### EXERCISE BRIEF
Which lines in the records below contain the word "节流孔直径"? Copy each of them.
##### PROVIDED ENTRIES
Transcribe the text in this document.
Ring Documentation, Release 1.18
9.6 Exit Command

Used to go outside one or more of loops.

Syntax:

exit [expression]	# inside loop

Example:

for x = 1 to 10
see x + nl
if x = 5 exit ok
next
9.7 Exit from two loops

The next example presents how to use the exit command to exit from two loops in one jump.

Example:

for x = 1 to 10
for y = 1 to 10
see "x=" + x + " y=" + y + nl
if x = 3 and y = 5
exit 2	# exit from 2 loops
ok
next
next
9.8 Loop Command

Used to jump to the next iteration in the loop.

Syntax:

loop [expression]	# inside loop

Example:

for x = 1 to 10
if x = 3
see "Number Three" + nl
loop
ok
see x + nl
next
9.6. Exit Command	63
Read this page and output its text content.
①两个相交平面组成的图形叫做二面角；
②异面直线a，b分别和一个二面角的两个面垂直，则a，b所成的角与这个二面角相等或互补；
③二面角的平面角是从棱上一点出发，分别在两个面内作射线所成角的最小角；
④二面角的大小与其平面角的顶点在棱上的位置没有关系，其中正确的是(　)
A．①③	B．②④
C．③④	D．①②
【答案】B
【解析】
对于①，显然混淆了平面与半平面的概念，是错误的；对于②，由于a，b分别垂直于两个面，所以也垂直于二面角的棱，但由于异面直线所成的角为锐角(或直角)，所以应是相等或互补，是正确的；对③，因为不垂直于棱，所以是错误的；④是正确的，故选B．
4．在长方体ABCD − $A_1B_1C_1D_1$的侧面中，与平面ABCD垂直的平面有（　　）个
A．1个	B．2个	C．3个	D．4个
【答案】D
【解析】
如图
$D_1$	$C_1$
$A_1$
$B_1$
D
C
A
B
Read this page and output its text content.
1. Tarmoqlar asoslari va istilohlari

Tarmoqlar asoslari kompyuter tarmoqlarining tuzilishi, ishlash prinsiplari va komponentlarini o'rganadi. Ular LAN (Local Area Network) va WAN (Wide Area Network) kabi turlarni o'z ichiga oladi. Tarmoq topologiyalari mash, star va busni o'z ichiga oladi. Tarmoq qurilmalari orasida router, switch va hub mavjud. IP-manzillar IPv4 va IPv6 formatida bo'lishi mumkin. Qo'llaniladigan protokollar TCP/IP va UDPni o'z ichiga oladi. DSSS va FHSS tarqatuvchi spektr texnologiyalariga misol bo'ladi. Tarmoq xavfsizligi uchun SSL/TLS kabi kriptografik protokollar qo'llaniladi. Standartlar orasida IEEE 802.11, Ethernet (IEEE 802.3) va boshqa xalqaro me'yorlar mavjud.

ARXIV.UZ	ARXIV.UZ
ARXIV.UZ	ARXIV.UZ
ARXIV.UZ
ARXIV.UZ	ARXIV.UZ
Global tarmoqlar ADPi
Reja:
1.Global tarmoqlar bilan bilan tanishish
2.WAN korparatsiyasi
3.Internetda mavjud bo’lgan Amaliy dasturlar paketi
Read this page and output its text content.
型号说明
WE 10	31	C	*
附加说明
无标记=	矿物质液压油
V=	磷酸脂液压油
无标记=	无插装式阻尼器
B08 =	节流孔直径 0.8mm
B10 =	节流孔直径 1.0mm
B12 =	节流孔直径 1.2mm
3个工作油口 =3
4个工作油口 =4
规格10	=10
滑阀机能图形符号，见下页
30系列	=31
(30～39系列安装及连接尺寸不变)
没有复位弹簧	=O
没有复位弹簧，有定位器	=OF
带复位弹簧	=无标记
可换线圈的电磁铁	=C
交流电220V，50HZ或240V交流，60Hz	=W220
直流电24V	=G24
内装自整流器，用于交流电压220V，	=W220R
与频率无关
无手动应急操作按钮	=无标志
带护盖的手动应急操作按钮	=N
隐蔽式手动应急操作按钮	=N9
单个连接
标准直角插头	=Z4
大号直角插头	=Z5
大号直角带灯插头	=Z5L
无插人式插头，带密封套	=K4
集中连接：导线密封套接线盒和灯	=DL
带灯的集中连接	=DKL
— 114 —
##########
### FINAL RESULT
B08 =	节流孔直径 0.8mm
B10 =	节流孔直径 1.0mm
B12 =	节流孔直径 1.2mm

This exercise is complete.